> EXERCISE TASK:
Check each line for the word "name" and give how many have it. Say nothing else.

────────

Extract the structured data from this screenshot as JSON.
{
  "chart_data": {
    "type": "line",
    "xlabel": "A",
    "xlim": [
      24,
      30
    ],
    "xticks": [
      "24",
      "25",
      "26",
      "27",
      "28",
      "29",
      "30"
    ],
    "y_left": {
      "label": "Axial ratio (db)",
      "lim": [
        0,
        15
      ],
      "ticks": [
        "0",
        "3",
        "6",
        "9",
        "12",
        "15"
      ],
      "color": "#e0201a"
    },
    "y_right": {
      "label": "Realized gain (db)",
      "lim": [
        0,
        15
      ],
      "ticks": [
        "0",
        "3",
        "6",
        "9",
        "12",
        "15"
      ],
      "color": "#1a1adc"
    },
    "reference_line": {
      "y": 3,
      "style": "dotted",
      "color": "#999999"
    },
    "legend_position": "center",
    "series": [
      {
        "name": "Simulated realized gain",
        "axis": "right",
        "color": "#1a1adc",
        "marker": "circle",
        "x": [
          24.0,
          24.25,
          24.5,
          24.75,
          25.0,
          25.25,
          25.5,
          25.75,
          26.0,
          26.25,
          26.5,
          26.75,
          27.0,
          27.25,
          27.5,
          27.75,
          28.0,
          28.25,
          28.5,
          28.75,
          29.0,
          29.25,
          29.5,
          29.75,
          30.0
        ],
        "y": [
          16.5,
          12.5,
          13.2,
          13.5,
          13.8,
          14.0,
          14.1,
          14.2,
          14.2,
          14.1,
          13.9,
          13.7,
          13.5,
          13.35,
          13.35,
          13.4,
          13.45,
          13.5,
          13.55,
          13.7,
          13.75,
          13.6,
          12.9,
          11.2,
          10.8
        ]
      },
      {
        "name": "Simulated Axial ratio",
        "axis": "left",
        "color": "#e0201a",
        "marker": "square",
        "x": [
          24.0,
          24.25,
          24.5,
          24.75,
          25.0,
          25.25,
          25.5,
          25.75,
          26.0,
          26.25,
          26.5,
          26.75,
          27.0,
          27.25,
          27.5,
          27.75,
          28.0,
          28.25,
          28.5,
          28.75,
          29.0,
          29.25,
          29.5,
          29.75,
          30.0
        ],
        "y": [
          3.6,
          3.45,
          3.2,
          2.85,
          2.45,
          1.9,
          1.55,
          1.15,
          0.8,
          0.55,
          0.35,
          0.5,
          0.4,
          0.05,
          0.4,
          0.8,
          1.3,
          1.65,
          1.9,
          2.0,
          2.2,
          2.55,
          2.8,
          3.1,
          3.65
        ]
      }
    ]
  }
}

────────

> ANSWER FOR THIS EXERCISE:
2